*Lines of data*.
☆ ☆ ☆

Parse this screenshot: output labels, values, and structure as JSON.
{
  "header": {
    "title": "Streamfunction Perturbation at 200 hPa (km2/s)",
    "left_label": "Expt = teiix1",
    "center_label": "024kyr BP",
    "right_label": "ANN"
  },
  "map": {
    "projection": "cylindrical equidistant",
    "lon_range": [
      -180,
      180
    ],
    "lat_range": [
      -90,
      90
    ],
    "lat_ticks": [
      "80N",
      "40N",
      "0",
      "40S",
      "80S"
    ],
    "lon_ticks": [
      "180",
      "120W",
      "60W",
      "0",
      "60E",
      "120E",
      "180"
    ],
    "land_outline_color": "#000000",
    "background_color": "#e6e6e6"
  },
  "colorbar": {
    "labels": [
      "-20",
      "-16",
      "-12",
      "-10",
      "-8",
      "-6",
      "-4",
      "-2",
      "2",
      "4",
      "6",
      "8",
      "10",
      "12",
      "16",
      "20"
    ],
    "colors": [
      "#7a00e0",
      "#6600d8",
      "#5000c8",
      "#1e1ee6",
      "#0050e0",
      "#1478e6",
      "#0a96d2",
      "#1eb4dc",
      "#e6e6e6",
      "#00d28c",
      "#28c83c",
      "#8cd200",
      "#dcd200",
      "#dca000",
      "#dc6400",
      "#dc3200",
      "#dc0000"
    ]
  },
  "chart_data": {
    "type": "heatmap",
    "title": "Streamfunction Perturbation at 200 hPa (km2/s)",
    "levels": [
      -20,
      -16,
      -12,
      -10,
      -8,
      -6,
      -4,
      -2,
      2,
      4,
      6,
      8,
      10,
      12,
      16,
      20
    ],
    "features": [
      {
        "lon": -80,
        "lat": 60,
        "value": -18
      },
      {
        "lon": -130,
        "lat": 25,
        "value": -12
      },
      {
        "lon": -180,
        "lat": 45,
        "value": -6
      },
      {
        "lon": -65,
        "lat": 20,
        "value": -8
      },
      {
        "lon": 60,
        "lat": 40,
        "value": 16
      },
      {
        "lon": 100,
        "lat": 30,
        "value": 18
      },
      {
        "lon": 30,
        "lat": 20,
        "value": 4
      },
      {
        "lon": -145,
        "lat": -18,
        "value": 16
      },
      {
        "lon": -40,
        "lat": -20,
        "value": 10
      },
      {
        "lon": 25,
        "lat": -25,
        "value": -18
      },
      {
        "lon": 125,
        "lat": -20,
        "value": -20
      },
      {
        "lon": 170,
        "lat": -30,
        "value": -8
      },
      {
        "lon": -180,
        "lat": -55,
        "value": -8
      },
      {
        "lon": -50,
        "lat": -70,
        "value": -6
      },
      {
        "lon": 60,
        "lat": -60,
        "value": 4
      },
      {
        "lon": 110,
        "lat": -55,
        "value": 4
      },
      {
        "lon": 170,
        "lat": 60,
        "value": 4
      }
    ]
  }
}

☆ ☆ ☆

*TASK REQUIREMENTS*.
In the entries above, locate every line with the word "labels" and copy it.

*ANSWER IN FULL*.
Parse this screenshot: output labels, values, and structure as JSON.
    "labels": [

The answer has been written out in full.